YOUR INSTRUCTIONS >> Provide only the number of lines in the records below that include "voltage".

■ ■ ■

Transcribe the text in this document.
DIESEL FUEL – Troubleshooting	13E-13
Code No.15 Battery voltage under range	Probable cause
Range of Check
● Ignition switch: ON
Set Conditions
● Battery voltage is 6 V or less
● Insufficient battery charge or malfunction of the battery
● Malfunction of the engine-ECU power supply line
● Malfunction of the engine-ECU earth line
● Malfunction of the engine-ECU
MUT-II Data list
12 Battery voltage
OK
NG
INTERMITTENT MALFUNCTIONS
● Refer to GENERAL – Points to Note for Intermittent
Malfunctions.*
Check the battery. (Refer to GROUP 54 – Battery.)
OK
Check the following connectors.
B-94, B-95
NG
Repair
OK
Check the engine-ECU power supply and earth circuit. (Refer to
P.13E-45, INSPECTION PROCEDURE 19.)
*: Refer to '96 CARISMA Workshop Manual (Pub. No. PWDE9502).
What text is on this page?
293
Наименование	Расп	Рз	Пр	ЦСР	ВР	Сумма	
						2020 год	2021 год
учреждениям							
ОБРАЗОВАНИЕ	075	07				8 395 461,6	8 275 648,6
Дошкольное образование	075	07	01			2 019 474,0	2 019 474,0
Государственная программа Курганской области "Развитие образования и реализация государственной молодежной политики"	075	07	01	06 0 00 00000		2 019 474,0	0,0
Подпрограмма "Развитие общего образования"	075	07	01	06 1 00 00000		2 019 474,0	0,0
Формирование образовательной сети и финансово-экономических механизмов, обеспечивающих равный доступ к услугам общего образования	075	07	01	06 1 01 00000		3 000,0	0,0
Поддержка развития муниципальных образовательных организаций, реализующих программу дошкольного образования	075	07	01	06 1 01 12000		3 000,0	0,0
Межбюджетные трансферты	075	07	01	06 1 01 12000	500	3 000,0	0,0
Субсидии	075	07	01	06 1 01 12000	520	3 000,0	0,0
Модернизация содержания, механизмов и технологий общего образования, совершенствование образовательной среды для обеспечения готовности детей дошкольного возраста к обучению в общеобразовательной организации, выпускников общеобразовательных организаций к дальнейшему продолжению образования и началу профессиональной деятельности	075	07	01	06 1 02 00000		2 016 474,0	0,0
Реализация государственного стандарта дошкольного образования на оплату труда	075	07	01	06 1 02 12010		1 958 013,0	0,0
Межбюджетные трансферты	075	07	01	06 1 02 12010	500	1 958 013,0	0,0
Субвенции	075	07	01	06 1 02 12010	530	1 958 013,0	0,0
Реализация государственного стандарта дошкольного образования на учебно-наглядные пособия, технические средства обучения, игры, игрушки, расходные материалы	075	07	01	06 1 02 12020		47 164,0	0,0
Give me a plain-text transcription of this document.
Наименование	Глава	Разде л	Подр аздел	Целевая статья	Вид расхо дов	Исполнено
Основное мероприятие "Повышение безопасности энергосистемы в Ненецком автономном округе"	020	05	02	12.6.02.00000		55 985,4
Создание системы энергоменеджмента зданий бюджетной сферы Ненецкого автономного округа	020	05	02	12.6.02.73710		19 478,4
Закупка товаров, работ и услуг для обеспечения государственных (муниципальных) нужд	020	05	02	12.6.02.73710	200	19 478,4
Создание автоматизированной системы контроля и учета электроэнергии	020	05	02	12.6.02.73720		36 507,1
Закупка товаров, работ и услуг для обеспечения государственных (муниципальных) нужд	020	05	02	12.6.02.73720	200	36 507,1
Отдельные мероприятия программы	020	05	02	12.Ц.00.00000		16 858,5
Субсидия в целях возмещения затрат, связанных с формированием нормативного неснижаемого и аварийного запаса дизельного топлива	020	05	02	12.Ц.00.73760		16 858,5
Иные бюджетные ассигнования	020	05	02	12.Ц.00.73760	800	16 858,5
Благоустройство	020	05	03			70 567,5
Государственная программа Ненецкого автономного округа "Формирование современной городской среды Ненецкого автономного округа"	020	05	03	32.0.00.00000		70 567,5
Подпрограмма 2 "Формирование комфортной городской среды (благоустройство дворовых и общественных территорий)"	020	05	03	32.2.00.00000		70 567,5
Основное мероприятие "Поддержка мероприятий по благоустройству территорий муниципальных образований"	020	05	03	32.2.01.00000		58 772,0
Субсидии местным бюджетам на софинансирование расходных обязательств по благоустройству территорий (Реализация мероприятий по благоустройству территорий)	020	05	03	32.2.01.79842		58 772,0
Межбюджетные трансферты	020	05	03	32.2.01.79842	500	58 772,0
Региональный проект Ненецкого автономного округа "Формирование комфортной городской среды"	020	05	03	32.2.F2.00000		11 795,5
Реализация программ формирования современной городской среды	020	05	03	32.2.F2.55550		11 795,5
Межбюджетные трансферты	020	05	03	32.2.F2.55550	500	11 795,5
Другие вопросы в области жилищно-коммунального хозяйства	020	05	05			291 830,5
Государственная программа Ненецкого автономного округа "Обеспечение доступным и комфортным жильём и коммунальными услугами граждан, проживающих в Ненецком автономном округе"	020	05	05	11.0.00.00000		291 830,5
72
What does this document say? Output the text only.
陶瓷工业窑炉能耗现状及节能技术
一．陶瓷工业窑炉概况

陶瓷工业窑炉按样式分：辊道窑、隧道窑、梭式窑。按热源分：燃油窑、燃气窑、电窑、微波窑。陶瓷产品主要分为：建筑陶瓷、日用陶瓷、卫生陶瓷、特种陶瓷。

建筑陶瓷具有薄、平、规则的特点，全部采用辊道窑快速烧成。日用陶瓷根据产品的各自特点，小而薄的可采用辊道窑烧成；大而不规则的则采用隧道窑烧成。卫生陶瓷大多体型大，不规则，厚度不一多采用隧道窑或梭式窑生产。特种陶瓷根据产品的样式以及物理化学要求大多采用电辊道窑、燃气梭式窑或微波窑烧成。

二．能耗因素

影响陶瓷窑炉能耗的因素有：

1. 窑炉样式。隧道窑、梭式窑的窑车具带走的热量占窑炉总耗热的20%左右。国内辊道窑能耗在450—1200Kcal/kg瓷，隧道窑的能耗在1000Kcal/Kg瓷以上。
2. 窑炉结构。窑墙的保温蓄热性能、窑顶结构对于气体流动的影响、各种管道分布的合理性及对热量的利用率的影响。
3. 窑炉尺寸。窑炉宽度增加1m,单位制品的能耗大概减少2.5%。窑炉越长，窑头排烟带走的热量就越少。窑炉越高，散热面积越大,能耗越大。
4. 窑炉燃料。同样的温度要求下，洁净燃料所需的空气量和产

■ ■ ■

WRITTEN SOLUTION >> 3